(Written request): Set down the material below word for word, excluding the pictures.

Dataset records:
_____
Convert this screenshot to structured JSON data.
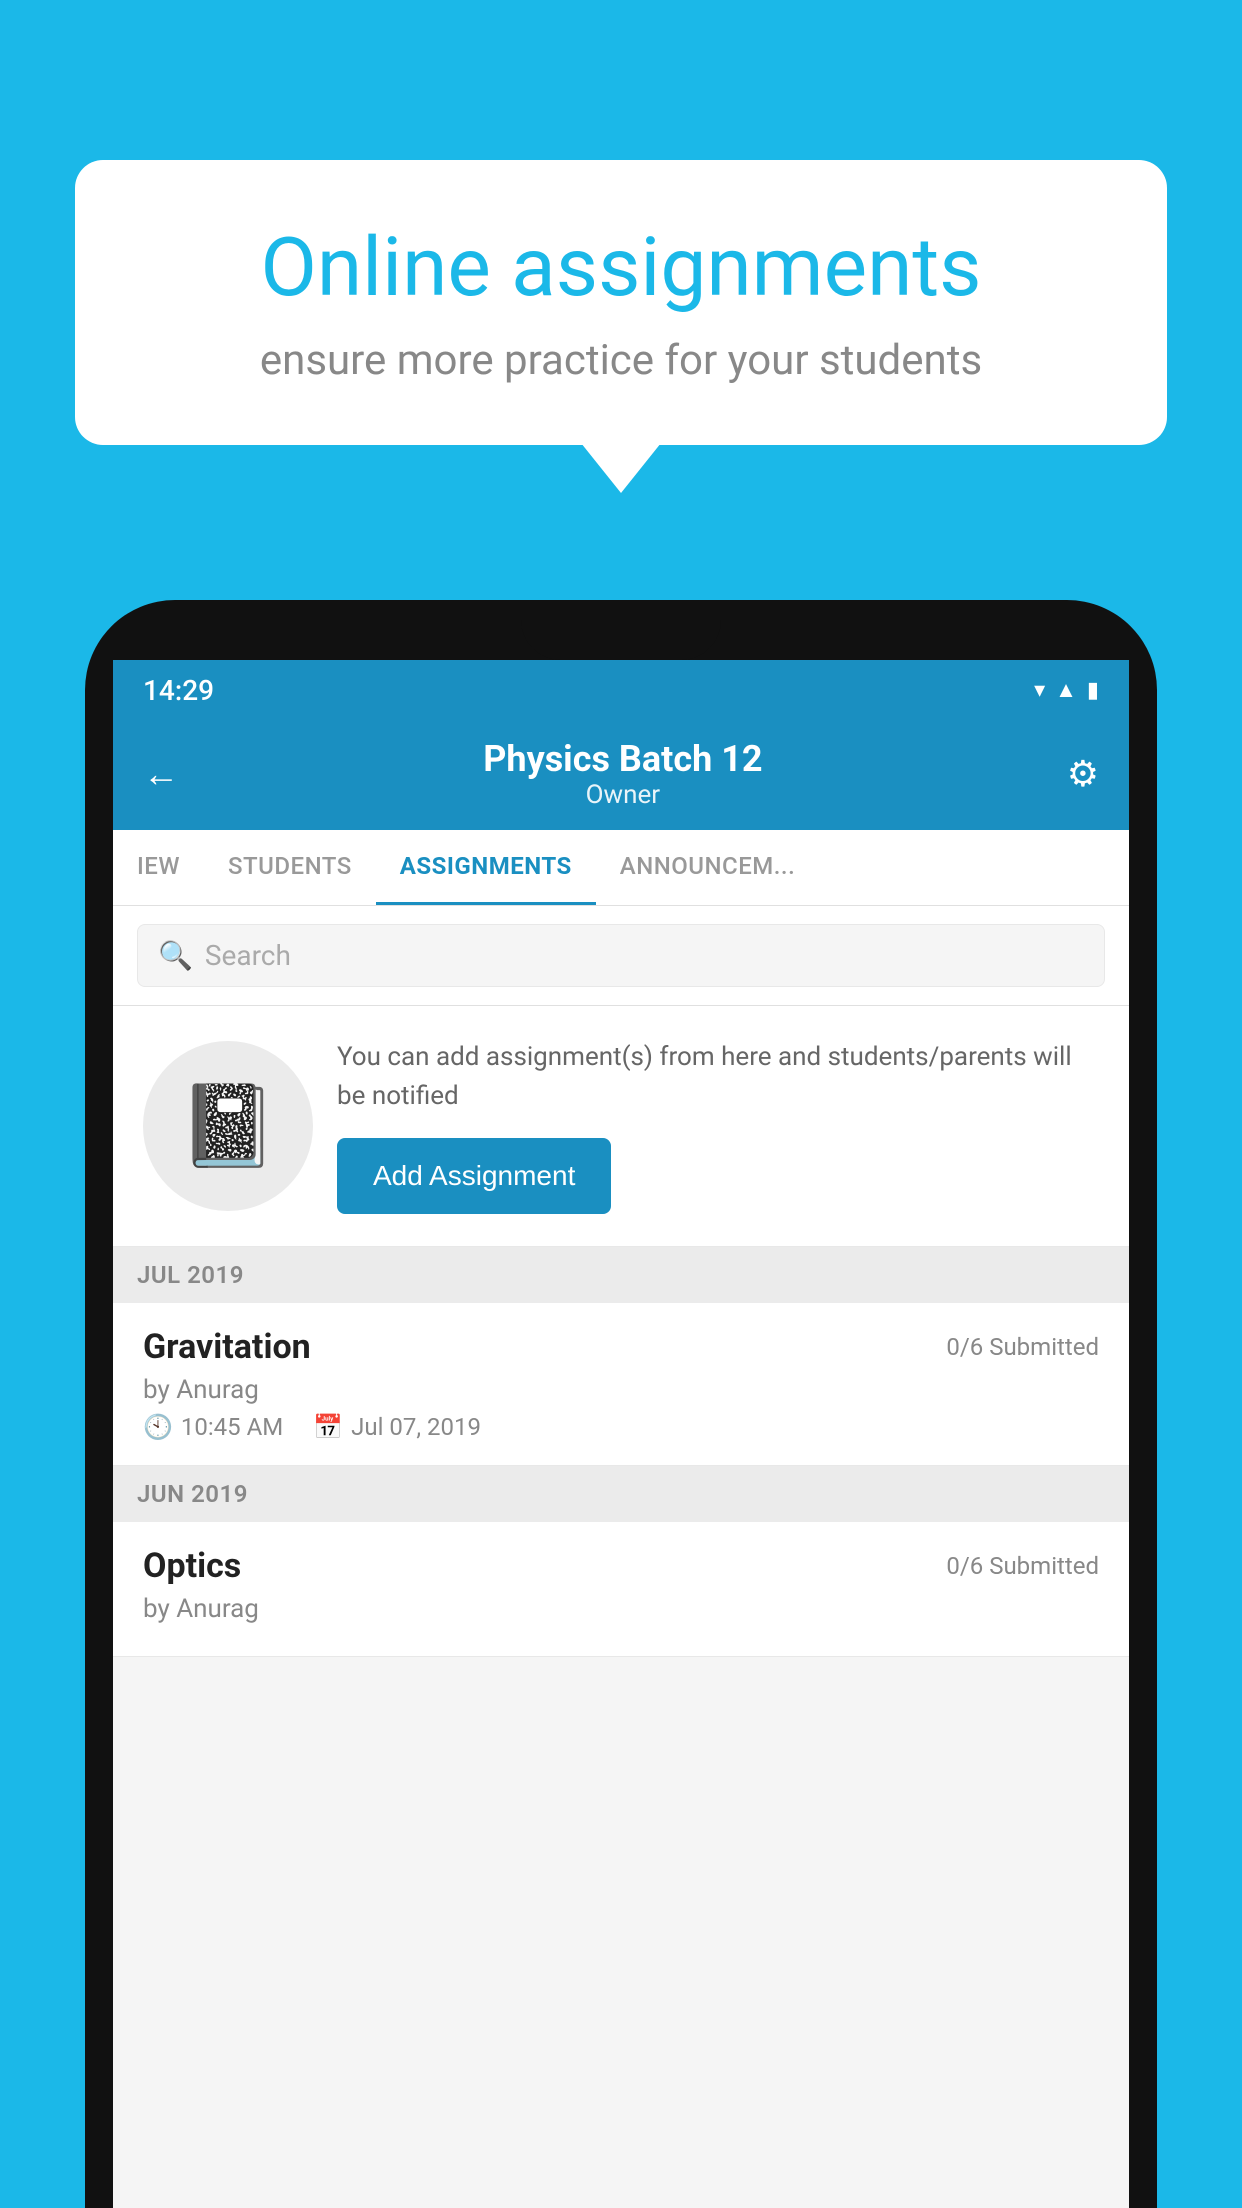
{
  "background": {
    "color": "#1BB8E8"
  },
  "speech_bubble": {
    "title": "Online assignments",
    "subtitle": "ensure more practice for your students"
  },
  "status_bar": {
    "time": "14:29",
    "icons": [
      "wifi",
      "signal",
      "battery"
    ]
  },
  "app_header": {
    "title": "Physics Batch 12",
    "subtitle": "Owner",
    "back_label": "←",
    "gear_label": "⚙"
  },
  "tabs": [
    {
      "label": "IEW",
      "active": false
    },
    {
      "label": "STUDENTS",
      "active": false
    },
    {
      "label": "ASSIGNMENTS",
      "active": true
    },
    {
      "label": "ANNOUNCEM...",
      "active": false
    }
  ],
  "search": {
    "placeholder": "Search"
  },
  "promo_card": {
    "text": "You can add assignment(s) from here and students/parents will be notified",
    "button_label": "Add Assignment"
  },
  "sections": [
    {
      "header": "JUL 2019",
      "items": [
        {
          "name": "Gravitation",
          "submitted": "0/6 Submitted",
          "author": "by Anurag",
          "time": "10:45 AM",
          "date": "Jul 07, 2019"
        }
      ]
    },
    {
      "header": "JUN 2019",
      "items": [
        {
          "name": "Optics",
          "submitted": "0/6 Submitted",
          "author": "by Anurag",
          "time": "",
          "date": ""
        }
      ]
    }
  ]
}
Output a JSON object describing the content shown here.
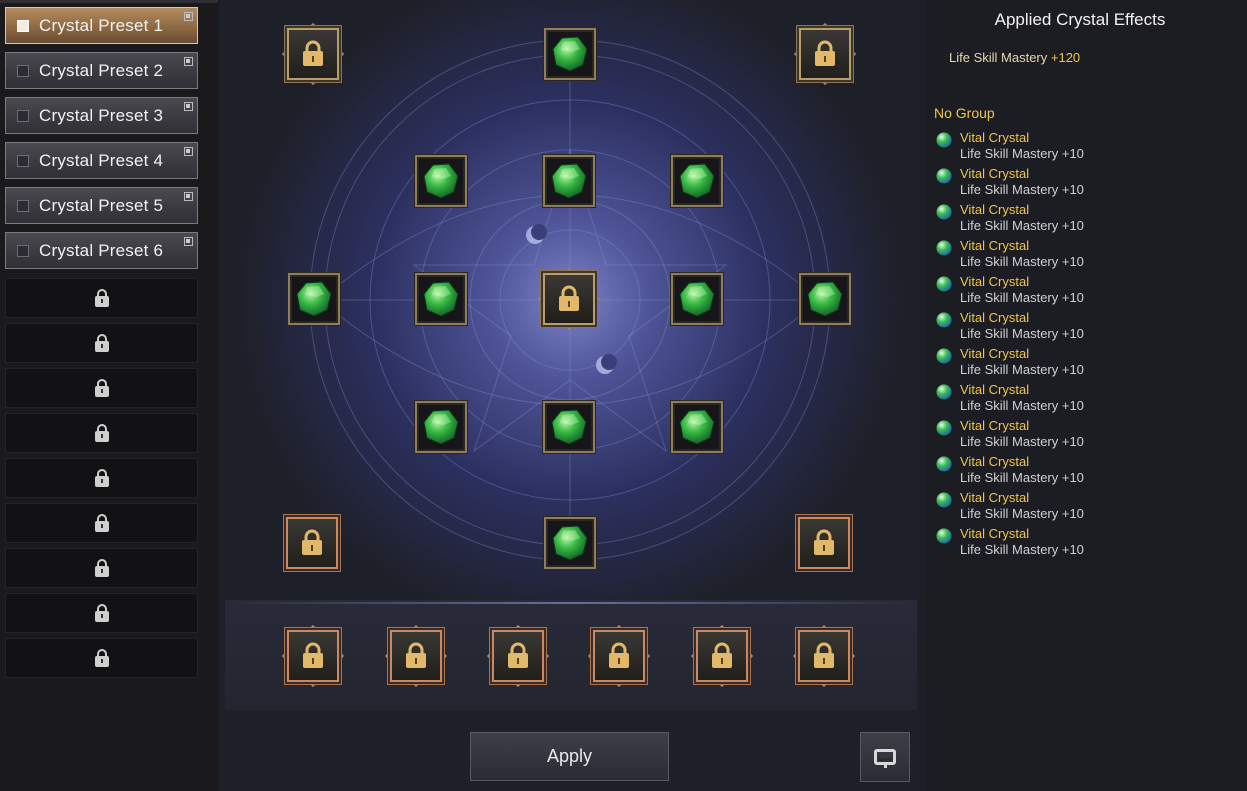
{
  "presets": [
    {
      "label": "Crystal Preset 1",
      "active": true
    },
    {
      "label": "Crystal Preset 2",
      "active": false
    },
    {
      "label": "Crystal Preset 3",
      "active": false
    },
    {
      "label": "Crystal Preset 4",
      "active": false
    },
    {
      "label": "Crystal Preset 5",
      "active": false
    },
    {
      "label": "Crystal Preset 6",
      "active": false
    }
  ],
  "locked_preset_slots": 9,
  "board": {
    "crystal_icon": "green-crystal-icon",
    "lock_icon": "padlock-icon",
    "equipped_count": 12
  },
  "buttons": {
    "apply_label": "Apply",
    "tray_icon": "inventory-tray-icon"
  },
  "effects": {
    "title": "Applied Crystal Effects",
    "total_stat": "Life Skill Mastery",
    "total_value": "+120",
    "group_label": "No Group",
    "items": [
      {
        "name": "Vital Crystal",
        "effect": "Life Skill Mastery +10"
      },
      {
        "name": "Vital Crystal",
        "effect": "Life Skill Mastery +10"
      },
      {
        "name": "Vital Crystal",
        "effect": "Life Skill Mastery +10"
      },
      {
        "name": "Vital Crystal",
        "effect": "Life Skill Mastery +10"
      },
      {
        "name": "Vital Crystal",
        "effect": "Life Skill Mastery +10"
      },
      {
        "name": "Vital Crystal",
        "effect": "Life Skill Mastery +10"
      },
      {
        "name": "Vital Crystal",
        "effect": "Life Skill Mastery +10"
      },
      {
        "name": "Vital Crystal",
        "effect": "Life Skill Mastery +10"
      },
      {
        "name": "Vital Crystal",
        "effect": "Life Skill Mastery +10"
      },
      {
        "name": "Vital Crystal",
        "effect": "Life Skill Mastery +10"
      },
      {
        "name": "Vital Crystal",
        "effect": "Life Skill Mastery +10"
      },
      {
        "name": "Vital Crystal",
        "effect": "Life Skill Mastery +10"
      }
    ]
  },
  "colors": {
    "accent_gold": "#f0c64a",
    "active_preset": "#a07a50",
    "crystal_green": "#3fbf4a"
  }
}
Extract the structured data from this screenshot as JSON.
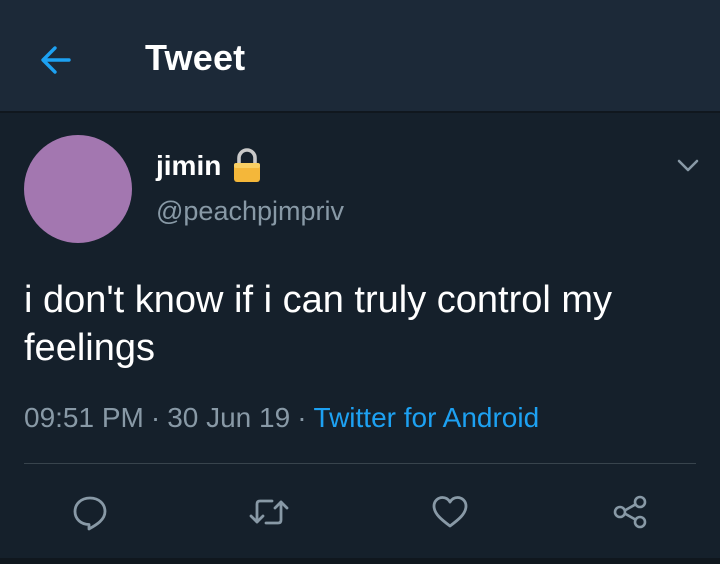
{
  "header": {
    "title": "Tweet",
    "back_icon": "arrow-left-icon"
  },
  "tweet": {
    "author": {
      "display_name": "jimin",
      "handle": "@peachpjmpriv",
      "protected_icon": "lock-icon",
      "avatar_color": "#a377b0"
    },
    "text": "i don't know if i can truly control my feelings",
    "time": "09:51 PM",
    "separator": "·",
    "date": "30 Jun 19",
    "source": "Twitter for Android",
    "menu_icon": "chevron-down-icon"
  },
  "actions": [
    {
      "name": "reply",
      "icon": "comment-icon"
    },
    {
      "name": "retweet",
      "icon": "retweet-icon"
    },
    {
      "name": "like",
      "icon": "heart-icon"
    },
    {
      "name": "share",
      "icon": "share-icon"
    }
  ],
  "colors": {
    "background": "#15202b",
    "header_background": "#1c2938",
    "accent": "#1da1f2",
    "secondary_text": "#8899a6",
    "icon": "#8899a6"
  }
}
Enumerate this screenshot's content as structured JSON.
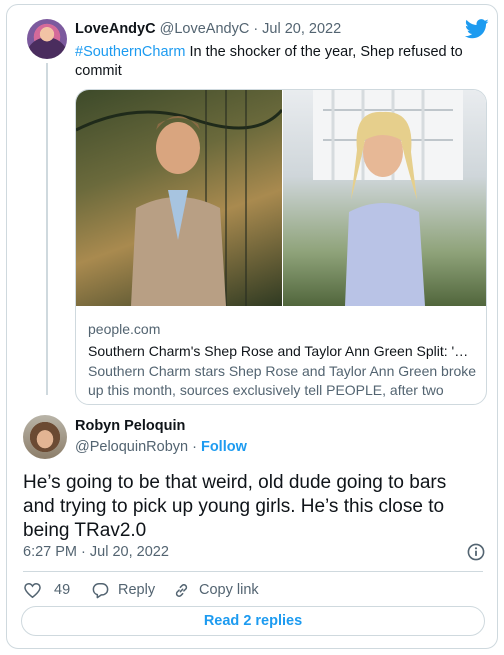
{
  "parent_tweet": {
    "name": "LoveAndyC",
    "handle_date": "@LoveAndyC · Jul 20, 2022",
    "hashtag": "#SouthernCharm",
    "text": " In the shocker of the year, Shep refused to commit",
    "link_card": {
      "domain": "people.com",
      "title": "Southern Charm's Shep Rose and Taylor Ann Green Split: 'He ...",
      "description": "Southern Charm stars Shep Rose and Taylor Ann Green broke up this month, sources exclusively tell PEOPLE, after two year..."
    }
  },
  "main_tweet": {
    "name": "Robyn Peloquin",
    "handle": "@PeloquinRobyn",
    "separator": " · ",
    "follow_label": "Follow",
    "text": "He’s going to be that weird, old dude going to bars and trying to pick up young girls. He’s this close to being TRav2.0",
    "timestamp": "6:27 PM · Jul 20, 2022",
    "actions": {
      "like_count": "49",
      "reply_label": "Reply",
      "copy_link_label": "Copy link"
    },
    "read_replies_label": "Read 2 replies"
  },
  "icons": {
    "brand": "twitter-bird-icon",
    "like": "heart-icon",
    "reply": "speech-bubble-icon",
    "copy": "link-icon",
    "info": "info-icon"
  },
  "colors": {
    "accent": "#1d9bf0",
    "text": "#0f1419",
    "secondary": "#536471",
    "border": "#cfd9de"
  }
}
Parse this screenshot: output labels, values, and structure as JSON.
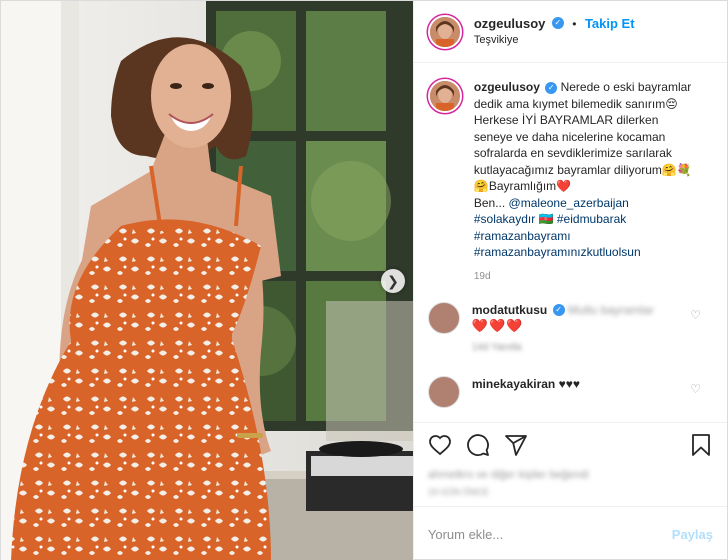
_____
(The response):
Convert this screenshot to structured JSON data.
{
  "background": {
    "color": "#1BB8E8"
  },
  "speech_bubble": {
    "title": "Online assignments",
    "subtitle": "ensure more practice for your students"
  },
  "status_bar": {
    "time": "14:29",
    "icons": [
      "wifi",
      "signal",
      "battery"
    ]
  },
  "app_header": {
    "title": "Physics Batch 12",
    "subtitle": "Owner",
    "back_label": "←",
    "gear_label": "⚙"
  },
  "tabs": [
    {
      "label": "IEW",
      "active": false
    },
    {
      "label": "STUDENTS",
      "active": false
    },
    {
      "label": "ASSIGNMENTS",
      "active": true
    },
    {
      "label": "ANNOUNCEM...",
      "active": false
    }
  ],
  "search": {
    "placeholder": "Search"
  },
  "promo_card": {
    "text": "You can add assignment(s) from here and students/parents will be notified",
    "button_label": "Add Assignment"
  },
  "sections": [
    {
      "header": "JUL 2019",
      "items": [
        {
          "name": "Gravitation",
          "submitted": "0/6 Submitted",
          "author": "by Anurag",
          "time": "10:45 AM",
          "date": "Jul 07, 2019"
        }
      ]
    },
    {
      "header": "JUN 2019",
      "items": [
        {
          "name": "Optics",
          "submitted": "0/6 Submitted",
          "author": "by Anurag",
          "time": "",
          "date": ""
        }
      ]
    }
  ]
}
Output a JSON object describing the content shown here.
{
  "presets": [
    {
      "label": "Crystal Preset 1",
      "active": true
    },
    {
      "label": "Crystal Preset 2",
      "active": false
    },
    {
      "label": "Crystal Preset 3",
      "active": false
    },
    {
      "label": "Crystal Preset 4",
      "active": false
    },
    {
      "label": "Crystal Preset 5",
      "active": false
    },
    {
      "label": "Crystal Preset 6",
      "active": false
    }
  ],
  "locked_preset_slots": 9,
  "board": {
    "crystal_icon": "green-crystal-icon",
    "lock_icon": "padlock-icon",
    "equipped_count": 12
  },
  "buttons": {
    "apply_label": "Apply",
    "tray_icon": "inventory-tray-icon"
  },
  "effects": {
    "title": "Applied Crystal Effects",
    "total_stat": "Life Skill Mastery",
    "total_value": "+120",
    "group_label": "No Group",
    "items": [
      {
        "name": "Vital Crystal",
        "effect": "Life Skill Mastery +10"
      },
      {
        "name": "Vital Crystal",
        "effect": "Life Skill Mastery +10"
      },
      {
        "name": "Vital Crystal",
        "effect": "Life Skill Mastery +10"
      },
      {
        "name": "Vital Crystal",
        "effect": "Life Skill Mastery +10"
      },
      {
        "name": "Vital Crystal",
        "effect": "Life Skill Mastery +10"
      },
      {
        "name": "Vital Crystal",
        "effect": "Life Skill Mastery +10"
      },
      {
        "name": "Vital Crystal",
        "effect": "Life Skill Mastery +10"
      },
      {
        "name": "Vital Crystal",
        "effect": "Life Skill Mastery +10"
      },
      {
        "name": "Vital Crystal",
        "effect": "Life Skill Mastery +10"
      },
      {
        "name": "Vital Crystal",
        "effect": "Life Skill Mastery +10"
      },
      {
        "name": "Vital Crystal",
        "effect": "Life Skill Mastery +10"
      },
      {
        "name": "Vital Crystal",
        "effect": "Life Skill Mastery +10"
      }
    ]
  },
  "colors": {
    "accent_gold": "#f0c64a",
    "active_preset": "#a07a50",
    "crystal_green": "#3fbf4a"
  }
}
Extract the structured data from this screenshot as JSON.
{
  "header": {
    "title": "Tweet",
    "back_icon": "arrow-left-icon"
  },
  "tweet": {
    "author": {
      "display_name": "jimin",
      "handle": "@peachpjmpriv",
      "protected_icon": "lock-icon",
      "avatar_color": "#a377b0"
    },
    "text": "i don't know if i can truly control my feelings",
    "time": "09:51 PM",
    "separator": "·",
    "date": "30 Jun 19",
    "source": "Twitter for Android",
    "menu_icon": "chevron-down-icon"
  },
  "actions": [
    {
      "name": "reply",
      "icon": "comment-icon"
    },
    {
      "name": "retweet",
      "icon": "retweet-icon"
    },
    {
      "name": "like",
      "icon": "heart-icon"
    },
    {
      "name": "share",
      "icon": "share-icon"
    }
  ],
  "colors": {
    "background": "#15202b",
    "header_background": "#1c2938",
    "accent": "#1da1f2",
    "secondary_text": "#8899a6",
    "icon": "#8899a6"
  }
}
Enumerate this screenshot's content as structured JSON.
{
  "parent_tweet": {
    "name": "LoveAndyC",
    "handle_date": "@LoveAndyC · Jul 20, 2022",
    "hashtag": "#SouthernCharm",
    "text": " In the shocker of the year, Shep refused to commit",
    "link_card": {
      "domain": "people.com",
      "title": "Southern Charm's Shep Rose and Taylor Ann Green Split: 'He ...",
      "description": "Southern Charm stars Shep Rose and Taylor Ann Green broke up this month, sources exclusively tell PEOPLE, after two year..."
    }
  },
  "main_tweet": {
    "name": "Robyn Peloquin",
    "handle": "@PeloquinRobyn",
    "separator": " · ",
    "follow_label": "Follow",
    "text": "He’s going to be that weird, old dude going to bars and trying to pick up young girls. He’s this close to being TRav2.0",
    "timestamp": "6:27 PM · Jul 20, 2022",
    "actions": {
      "like_count": "49",
      "reply_label": "Reply",
      "copy_link_label": "Copy link"
    },
    "read_replies_label": "Read 2 replies"
  },
  "icons": {
    "brand": "twitter-bird-icon",
    "like": "heart-icon",
    "reply": "speech-bubble-icon",
    "copy": "link-icon",
    "info": "info-icon"
  },
  "colors": {
    "accent": "#1d9bf0",
    "text": "#0f1419",
    "secondary": "#536471",
    "border": "#cfd9de"
  }
}
Parse this screenshot: output labels, values, and structure as JSON.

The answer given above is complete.